AIM: Copy each line with the word "catch" in it.

RECORDED DATA:
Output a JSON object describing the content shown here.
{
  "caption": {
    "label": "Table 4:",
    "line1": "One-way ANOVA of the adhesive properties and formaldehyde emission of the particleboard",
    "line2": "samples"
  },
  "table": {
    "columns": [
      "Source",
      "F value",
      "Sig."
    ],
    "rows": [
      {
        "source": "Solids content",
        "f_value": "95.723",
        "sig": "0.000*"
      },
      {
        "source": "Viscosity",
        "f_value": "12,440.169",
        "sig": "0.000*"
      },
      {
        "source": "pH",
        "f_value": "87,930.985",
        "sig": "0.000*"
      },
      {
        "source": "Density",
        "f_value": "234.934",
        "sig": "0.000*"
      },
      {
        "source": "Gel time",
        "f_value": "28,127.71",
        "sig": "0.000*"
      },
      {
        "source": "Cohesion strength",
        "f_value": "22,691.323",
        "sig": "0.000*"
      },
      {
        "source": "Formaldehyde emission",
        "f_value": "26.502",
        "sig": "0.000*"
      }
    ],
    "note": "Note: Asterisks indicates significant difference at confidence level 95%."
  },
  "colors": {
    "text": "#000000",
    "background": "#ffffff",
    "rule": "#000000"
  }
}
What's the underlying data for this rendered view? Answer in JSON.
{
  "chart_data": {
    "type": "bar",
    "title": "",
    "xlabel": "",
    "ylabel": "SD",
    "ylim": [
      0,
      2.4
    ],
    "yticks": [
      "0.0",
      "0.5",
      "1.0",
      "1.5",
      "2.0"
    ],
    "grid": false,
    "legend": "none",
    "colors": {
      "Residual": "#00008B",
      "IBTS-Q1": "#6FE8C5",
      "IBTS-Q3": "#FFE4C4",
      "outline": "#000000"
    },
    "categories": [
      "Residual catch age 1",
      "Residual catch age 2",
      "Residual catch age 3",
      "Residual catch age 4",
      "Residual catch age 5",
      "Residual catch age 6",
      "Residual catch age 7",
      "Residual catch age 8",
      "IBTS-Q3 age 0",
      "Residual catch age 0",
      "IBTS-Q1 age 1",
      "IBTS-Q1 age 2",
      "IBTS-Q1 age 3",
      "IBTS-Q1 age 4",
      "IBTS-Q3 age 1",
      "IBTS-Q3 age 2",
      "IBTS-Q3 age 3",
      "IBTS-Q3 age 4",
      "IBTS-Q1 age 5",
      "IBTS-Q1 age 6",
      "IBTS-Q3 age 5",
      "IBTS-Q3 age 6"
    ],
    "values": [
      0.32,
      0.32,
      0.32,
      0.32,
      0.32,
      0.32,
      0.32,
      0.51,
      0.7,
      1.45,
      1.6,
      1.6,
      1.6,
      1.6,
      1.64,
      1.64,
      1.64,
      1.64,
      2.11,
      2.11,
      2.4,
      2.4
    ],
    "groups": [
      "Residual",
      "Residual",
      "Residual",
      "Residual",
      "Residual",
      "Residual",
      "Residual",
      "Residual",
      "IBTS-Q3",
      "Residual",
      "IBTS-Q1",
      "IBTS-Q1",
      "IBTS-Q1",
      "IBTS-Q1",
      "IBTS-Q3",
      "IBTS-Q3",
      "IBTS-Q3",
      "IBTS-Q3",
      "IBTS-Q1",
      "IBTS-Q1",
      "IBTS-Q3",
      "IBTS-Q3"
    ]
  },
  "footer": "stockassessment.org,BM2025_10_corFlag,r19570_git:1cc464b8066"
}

WRITTEN SOLUTION:
      "Residual catch age 1",
      "Residual catch age 2",
      "Residual catch age 3",
      "Residual catch age 4",
      "Residual catch age 5",
      "Residual catch age 6",
      "Residual catch age 7",
      "Residual catch age 8",
      "Residual catch age 0",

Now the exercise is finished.